>> START

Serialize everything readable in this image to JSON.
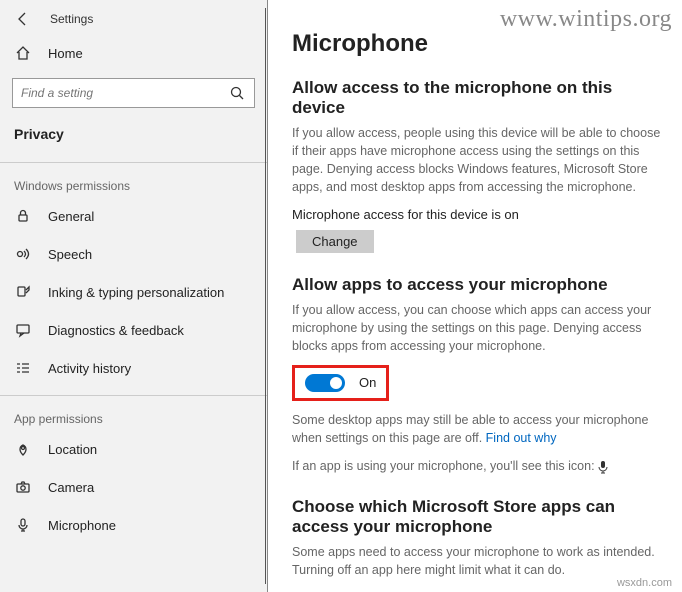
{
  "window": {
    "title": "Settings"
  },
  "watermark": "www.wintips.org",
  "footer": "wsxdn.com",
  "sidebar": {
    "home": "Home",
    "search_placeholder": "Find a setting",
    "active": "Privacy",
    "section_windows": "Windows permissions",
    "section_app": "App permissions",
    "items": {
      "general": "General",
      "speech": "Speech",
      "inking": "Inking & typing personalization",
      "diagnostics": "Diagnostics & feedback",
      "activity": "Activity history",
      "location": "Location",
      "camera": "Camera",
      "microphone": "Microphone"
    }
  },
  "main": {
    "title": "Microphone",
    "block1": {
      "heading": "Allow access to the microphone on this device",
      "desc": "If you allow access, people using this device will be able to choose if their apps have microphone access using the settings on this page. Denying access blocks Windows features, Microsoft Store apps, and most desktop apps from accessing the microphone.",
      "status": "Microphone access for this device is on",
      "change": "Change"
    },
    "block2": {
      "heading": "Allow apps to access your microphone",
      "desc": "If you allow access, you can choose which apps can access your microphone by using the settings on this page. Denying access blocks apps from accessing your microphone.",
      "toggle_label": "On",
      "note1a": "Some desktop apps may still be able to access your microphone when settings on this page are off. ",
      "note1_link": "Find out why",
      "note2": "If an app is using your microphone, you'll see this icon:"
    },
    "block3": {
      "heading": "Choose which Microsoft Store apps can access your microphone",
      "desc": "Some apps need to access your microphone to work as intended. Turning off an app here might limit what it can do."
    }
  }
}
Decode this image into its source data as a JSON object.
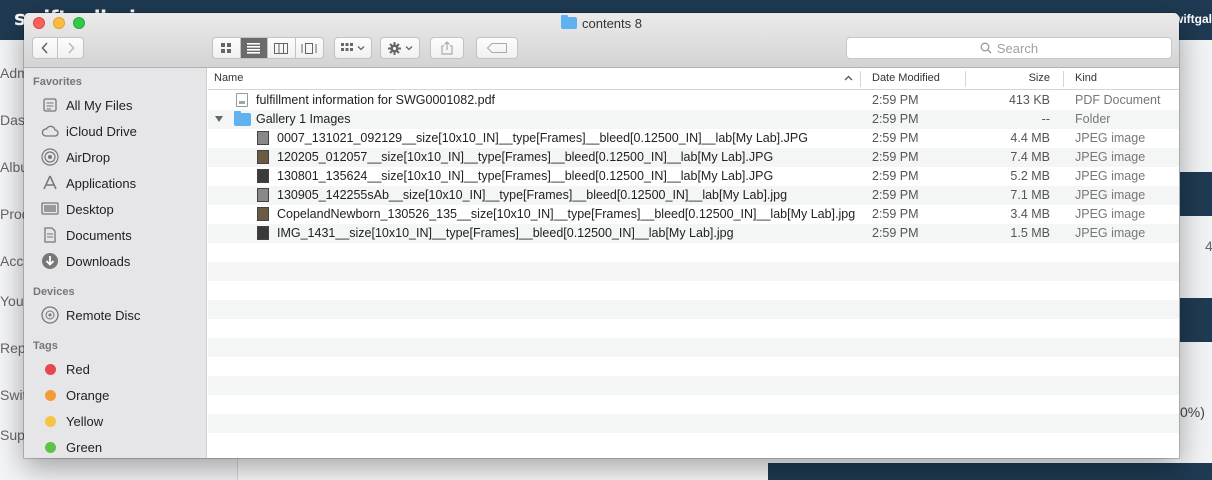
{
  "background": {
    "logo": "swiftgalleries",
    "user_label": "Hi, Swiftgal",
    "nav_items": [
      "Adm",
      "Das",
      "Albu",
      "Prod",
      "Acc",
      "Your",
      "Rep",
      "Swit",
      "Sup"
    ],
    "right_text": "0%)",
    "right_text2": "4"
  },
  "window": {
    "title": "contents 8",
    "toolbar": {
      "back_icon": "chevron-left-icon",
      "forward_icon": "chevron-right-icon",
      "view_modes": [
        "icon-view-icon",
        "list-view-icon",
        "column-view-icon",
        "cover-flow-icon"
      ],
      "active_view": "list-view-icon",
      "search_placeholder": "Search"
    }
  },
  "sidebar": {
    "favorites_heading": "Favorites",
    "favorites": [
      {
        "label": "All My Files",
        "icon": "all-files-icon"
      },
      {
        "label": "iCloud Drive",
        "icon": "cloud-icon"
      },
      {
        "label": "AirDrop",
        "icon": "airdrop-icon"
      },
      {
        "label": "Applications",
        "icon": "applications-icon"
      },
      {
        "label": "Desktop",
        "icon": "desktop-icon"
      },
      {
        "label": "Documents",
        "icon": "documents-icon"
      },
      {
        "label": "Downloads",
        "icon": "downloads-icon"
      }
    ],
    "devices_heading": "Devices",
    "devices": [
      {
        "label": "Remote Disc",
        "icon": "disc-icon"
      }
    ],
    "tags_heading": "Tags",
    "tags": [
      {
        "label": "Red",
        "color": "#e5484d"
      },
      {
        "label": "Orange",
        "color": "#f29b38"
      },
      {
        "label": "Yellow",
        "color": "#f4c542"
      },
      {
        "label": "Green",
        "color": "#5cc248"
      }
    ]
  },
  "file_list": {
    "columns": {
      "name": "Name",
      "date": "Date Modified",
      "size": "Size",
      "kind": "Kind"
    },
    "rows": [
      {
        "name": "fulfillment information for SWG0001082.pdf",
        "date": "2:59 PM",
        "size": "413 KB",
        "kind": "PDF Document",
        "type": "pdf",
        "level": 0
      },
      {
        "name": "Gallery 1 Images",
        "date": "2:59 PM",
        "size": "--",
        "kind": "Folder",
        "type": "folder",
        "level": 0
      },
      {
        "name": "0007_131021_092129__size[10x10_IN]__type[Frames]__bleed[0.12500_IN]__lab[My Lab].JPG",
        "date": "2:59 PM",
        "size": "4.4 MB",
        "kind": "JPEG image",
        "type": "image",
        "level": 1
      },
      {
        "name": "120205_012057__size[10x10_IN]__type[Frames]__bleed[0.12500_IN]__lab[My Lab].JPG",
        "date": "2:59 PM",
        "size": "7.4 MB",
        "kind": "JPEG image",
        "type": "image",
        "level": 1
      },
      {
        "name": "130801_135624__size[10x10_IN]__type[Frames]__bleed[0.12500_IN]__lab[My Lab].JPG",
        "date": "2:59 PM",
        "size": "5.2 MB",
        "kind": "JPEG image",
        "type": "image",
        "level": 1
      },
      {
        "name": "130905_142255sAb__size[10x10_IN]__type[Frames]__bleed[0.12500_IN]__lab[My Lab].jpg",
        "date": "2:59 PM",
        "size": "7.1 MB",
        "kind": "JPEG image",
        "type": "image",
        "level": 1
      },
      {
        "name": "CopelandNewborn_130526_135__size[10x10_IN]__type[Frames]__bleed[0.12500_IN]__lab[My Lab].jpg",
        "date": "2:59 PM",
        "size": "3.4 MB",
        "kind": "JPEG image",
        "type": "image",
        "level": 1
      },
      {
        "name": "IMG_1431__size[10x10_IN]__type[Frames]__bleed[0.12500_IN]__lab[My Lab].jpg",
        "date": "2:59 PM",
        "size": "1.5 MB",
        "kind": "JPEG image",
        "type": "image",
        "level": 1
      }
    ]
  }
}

>> END

__EXERCISE INSTRUCTIONS__
Your copy should hold every record word for word and none of the pictures.

__EXERCISE RESPONSE__
Serialize everything readable in this image to JSON.
{
  "window": {
    "title": "Settings"
  },
  "watermark": "www.wintips.org",
  "footer": "wsxdn.com",
  "sidebar": {
    "home": "Home",
    "search_placeholder": "Find a setting",
    "active": "Privacy",
    "section_windows": "Windows permissions",
    "section_app": "App permissions",
    "items": {
      "general": "General",
      "speech": "Speech",
      "inking": "Inking & typing personalization",
      "diagnostics": "Diagnostics & feedback",
      "activity": "Activity history",
      "location": "Location",
      "camera": "Camera",
      "microphone": "Microphone"
    }
  },
  "main": {
    "title": "Microphone",
    "block1": {
      "heading": "Allow access to the microphone on this device",
      "desc": "If you allow access, people using this device will be able to choose if their apps have microphone access using the settings on this page. Denying access blocks Windows features, Microsoft Store apps, and most desktop apps from accessing the microphone.",
      "status": "Microphone access for this device is on",
      "change": "Change"
    },
    "block2": {
      "heading": "Allow apps to access your microphone",
      "desc": "If you allow access, you can choose which apps can access your microphone by using the settings on this page. Denying access blocks apps from accessing your microphone.",
      "toggle_label": "On",
      "note1a": "Some desktop apps may still be able to access your microphone when settings on this page are off. ",
      "note1_link": "Find out why",
      "note2": "If an app is using your microphone, you'll see this icon:"
    },
    "block3": {
      "heading": "Choose which Microsoft Store apps can access your microphone",
      "desc": "Some apps need to access your microphone to work as intended. Turning off an app here might limit what it can do."
    }
  }
}
Decode this image into its source data as a JSON object.
{
  "background": {
    "logo": "swiftgalleries",
    "user_label": "Hi, Swiftgal",
    "nav_items": [
      "Adm",
      "Das",
      "Albu",
      "Prod",
      "Acc",
      "Your",
      "Rep",
      "Swit",
      "Sup"
    ],
    "right_text": "0%)",
    "right_text2": "4"
  },
  "window": {
    "title": "contents 8",
    "toolbar": {
      "back_icon": "chevron-left-icon",
      "forward_icon": "chevron-right-icon",
      "view_modes": [
        "icon-view-icon",
        "list-view-icon",
        "column-view-icon",
        "cover-flow-icon"
      ],
      "active_view": "list-view-icon",
      "search_placeholder": "Search"
    }
  },
  "sidebar": {
    "favorites_heading": "Favorites",
    "favorites": [
      {
        "label": "All My Files",
        "icon": "all-files-icon"
      },
      {
        "label": "iCloud Drive",
        "icon": "cloud-icon"
      },
      {
        "label": "AirDrop",
        "icon": "airdrop-icon"
      },
      {
        "label": "Applications",
        "icon": "applications-icon"
      },
      {
        "label": "Desktop",
        "icon": "desktop-icon"
      },
      {
        "label": "Documents",
        "icon": "documents-icon"
      },
      {
        "label": "Downloads",
        "icon": "downloads-icon"
      }
    ],
    "devices_heading": "Devices",
    "devices": [
      {
        "label": "Remote Disc",
        "icon": "disc-icon"
      }
    ],
    "tags_heading": "Tags",
    "tags": [
      {
        "label": "Red",
        "color": "#e5484d"
      },
      {
        "label": "Orange",
        "color": "#f29b38"
      },
      {
        "label": "Yellow",
        "color": "#f4c542"
      },
      {
        "label": "Green",
        "color": "#5cc248"
      }
    ]
  },
  "file_list": {
    "columns": {
      "name": "Name",
      "date": "Date Modified",
      "size": "Size",
      "kind": "Kind"
    },
    "rows": [
      {
        "name": "fulfillment information for SWG0001082.pdf",
        "date": "2:59 PM",
        "size": "413 KB",
        "kind": "PDF Document",
        "type": "pdf",
        "level": 0
      },
      {
        "name": "Gallery 1 Images",
        "date": "2:59 PM",
        "size": "--",
        "kind": "Folder",
        "type": "folder",
        "level": 0
      },
      {
        "name": "0007_131021_092129__size[10x10_IN]__type[Frames]__bleed[0.12500_IN]__lab[My Lab].JPG",
        "date": "2:59 PM",
        "size": "4.4 MB",
        "kind": "JPEG image",
        "type": "image",
        "level": 1
      },
      {
        "name": "120205_012057__size[10x10_IN]__type[Frames]__bleed[0.12500_IN]__lab[My Lab].JPG",
        "date": "2:59 PM",
        "size": "7.4 MB",
        "kind": "JPEG image",
        "type": "image",
        "level": 1
      },
      {
        "name": "130801_135624__size[10x10_IN]__type[Frames]__bleed[0.12500_IN]__lab[My Lab].JPG",
        "date": "2:59 PM",
        "size": "5.2 MB",
        "kind": "JPEG image",
        "type": "image",
        "level": 1
      },
      {
        "name": "130905_142255sAb__size[10x10_IN]__type[Frames]__bleed[0.12500_IN]__lab[My Lab].jpg",
        "date": "2:59 PM",
        "size": "7.1 MB",
        "kind": "JPEG image",
        "type": "image",
        "level": 1
      },
      {
        "name": "CopelandNewborn_130526_135__size[10x10_IN]__type[Frames]__bleed[0.12500_IN]__lab[My Lab].jpg",
        "date": "2:59 PM",
        "size": "3.4 MB",
        "kind": "JPEG image",
        "type": "image",
        "level": 1
      },
      {
        "name": "IMG_1431__size[10x10_IN]__type[Frames]__bleed[0.12500_IN]__lab[My Lab].jpg",
        "date": "2:59 PM",
        "size": "1.5 MB",
        "kind": "JPEG image",
        "type": "image",
        "level": 1
      }
    ]
  }
}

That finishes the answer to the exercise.